- **EXERCISE DETAILS**:
All records below must be retyped exactly.

- **INPUT FOR THIS TASK**:
=======

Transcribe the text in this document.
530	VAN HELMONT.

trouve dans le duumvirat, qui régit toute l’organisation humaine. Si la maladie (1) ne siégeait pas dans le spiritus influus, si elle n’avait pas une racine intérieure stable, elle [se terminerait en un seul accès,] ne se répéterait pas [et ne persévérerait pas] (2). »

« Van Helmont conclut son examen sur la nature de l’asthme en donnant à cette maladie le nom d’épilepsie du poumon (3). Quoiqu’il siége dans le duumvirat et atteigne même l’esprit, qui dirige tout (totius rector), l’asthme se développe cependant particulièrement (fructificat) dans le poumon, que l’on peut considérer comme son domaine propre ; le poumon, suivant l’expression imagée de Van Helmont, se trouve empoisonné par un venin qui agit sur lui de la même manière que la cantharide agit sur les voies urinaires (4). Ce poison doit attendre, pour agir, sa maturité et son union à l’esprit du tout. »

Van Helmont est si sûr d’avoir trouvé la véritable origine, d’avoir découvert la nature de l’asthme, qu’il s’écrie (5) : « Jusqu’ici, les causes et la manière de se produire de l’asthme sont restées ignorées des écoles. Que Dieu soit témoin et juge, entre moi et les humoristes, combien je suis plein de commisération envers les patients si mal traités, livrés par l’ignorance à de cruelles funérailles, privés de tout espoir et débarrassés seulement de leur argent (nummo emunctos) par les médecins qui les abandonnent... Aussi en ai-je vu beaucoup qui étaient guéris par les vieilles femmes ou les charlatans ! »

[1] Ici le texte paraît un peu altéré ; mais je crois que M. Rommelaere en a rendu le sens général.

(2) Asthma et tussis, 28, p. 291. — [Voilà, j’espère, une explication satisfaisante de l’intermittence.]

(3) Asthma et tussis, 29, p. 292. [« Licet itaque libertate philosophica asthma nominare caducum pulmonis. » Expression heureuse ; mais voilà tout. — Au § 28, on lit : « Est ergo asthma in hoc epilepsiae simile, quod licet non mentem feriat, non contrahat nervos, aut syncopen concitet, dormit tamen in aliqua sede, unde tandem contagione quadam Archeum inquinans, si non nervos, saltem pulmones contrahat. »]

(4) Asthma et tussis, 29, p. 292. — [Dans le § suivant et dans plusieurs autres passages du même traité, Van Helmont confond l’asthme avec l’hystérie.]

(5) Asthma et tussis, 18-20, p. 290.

=======

- **TASK ANSWER**:
Transcribe the text in this document.
530	VAN HELMONT.

trouve dans le duumvirat, qui régit toute l’organisation humaine. Si la maladie (1) ne siégeait pas dans le spiritus influus, si elle n’avait pas une racine intérieure stable, elle [se terminerait en un seul accès,] ne se répéterait pas [et ne persévérerait pas] (2). »

« Van Helmont conclut son examen sur la nature de l’asthme en donnant à cette maladie le nom d’épilepsie du poumon (3). Quoiqu’il siége dans le duumvirat et atteigne même l’esprit, qui dirige tout (totius rector), l’asthme se développe cependant particulièrement (fructificat) dans le poumon, que l’on peut considérer comme son domaine propre ; le poumon, suivant l’expression imagée de Van Helmont, se trouve empoisonné par un venin qui agit sur lui de la même manière que la cantharide agit sur les voies urinaires (4). Ce poison doit attendre, pour agir, sa maturité et son union à l’esprit du tout. »

Van Helmont est si sûr d’avoir trouvé la véritable origine, d’avoir découvert la nature de l’asthme, qu’il s’écrie (5) : « Jusqu’ici, les causes et la manière de se produire de l’asthme sont restées ignorées des écoles. Que Dieu soit témoin et juge, entre moi et les humoristes, combien je suis plein de commisération envers les patients si mal traités, livrés par l’ignorance à de cruelles funérailles, privés de tout espoir et débarrassés seulement de leur argent (nummo emunctos) par les médecins qui les abandonnent... Aussi en ai-je vu beaucoup qui étaient guéris par les vieilles femmes ou les charlatans ! »

[1] Ici le texte paraît un peu altéré ; mais je crois que M. Rommelaere en a rendu le sens général.

(2) Asthma et tussis, 28, p. 291. — [Voilà, j’espère, une explication satisfaisante de l’intermittence.]

(3) Asthma et tussis, 29, p. 292. [« Licet itaque libertate philosophica asthma nominare caducum pulmonis. » Expression heureuse ; mais voilà tout. — Au § 28, on lit : « Est ergo asthma in hoc epilepsiae simile, quod licet non mentem feriat, non contrahat nervos, aut syncopen concitet, dormit tamen in aliqua sede, unde tandem contagione quadam Archeum inquinans, si non nervos, saltem pulmones contrahat. »]

(4) Asthma et tussis, 29, p. 292. — [Dans le § suivant et dans plusieurs autres passages du même traité, Van Helmont confond l’asthme avec l’hystérie.]

(5) Asthma et tussis, 18-20, p. 290.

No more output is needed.